<<<<

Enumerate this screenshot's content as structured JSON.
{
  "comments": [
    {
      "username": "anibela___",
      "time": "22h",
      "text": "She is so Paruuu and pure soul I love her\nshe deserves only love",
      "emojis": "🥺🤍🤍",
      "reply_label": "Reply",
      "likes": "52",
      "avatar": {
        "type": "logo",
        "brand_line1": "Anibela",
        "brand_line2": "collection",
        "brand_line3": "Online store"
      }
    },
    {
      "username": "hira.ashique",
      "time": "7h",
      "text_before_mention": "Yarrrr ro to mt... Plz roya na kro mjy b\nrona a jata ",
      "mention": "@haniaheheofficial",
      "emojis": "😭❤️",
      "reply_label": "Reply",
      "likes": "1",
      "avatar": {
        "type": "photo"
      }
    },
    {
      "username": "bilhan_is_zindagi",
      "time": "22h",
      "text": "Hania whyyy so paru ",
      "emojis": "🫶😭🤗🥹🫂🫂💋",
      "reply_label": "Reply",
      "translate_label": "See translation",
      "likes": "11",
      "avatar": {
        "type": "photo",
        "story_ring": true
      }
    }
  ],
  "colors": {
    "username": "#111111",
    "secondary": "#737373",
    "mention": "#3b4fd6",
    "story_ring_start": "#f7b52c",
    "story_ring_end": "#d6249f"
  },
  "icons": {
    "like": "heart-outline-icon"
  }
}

>>>>

TASK BRIEF » Every line of the material must be returned exactly as it appears.

TASK RESPONSE »
Enumerate this screenshot's content as structured JSON.
{
  "comments": [
    {
      "username": "anibela___",
      "time": "22h",
      "text": "She is so Paruuu and pure soul I love her\nshe deserves only love",
      "emojis": "🥺🤍🤍",
      "reply_label": "Reply",
      "likes": "52",
      "avatar": {
        "type": "logo",
        "brand_line1": "Anibela",
        "brand_line2": "collection",
        "brand_line3": "Online store"
      }
    },
    {
      "username": "hira.ashique",
      "time": "7h",
      "text_before_mention": "Yarrrr ro to mt... Plz roya na kro mjy b\nrona a jata ",
      "mention": "@haniaheheofficial",
      "emojis": "😭❤️",
      "reply_label": "Reply",
      "likes": "1",
      "avatar": {
        "type": "photo"
      }
    },
    {
      "username": "bilhan_is_zindagi",
      "time": "22h",
      "text": "Hania whyyy so paru ",
      "emojis": "🫶😭🤗🥹🫂🫂💋",
      "reply_label": "Reply",
      "translate_label": "See translation",
      "likes": "11",
      "avatar": {
        "type": "photo",
        "story_ring": true
      }
    }
  ],
  "colors": {
    "username": "#111111",
    "secondary": "#737373",
    "mention": "#3b4fd6",
    "story_ring_start": "#f7b52c",
    "story_ring_end": "#d6249f"
  },
  "icons": {
    "like": "heart-outline-icon"
  }
}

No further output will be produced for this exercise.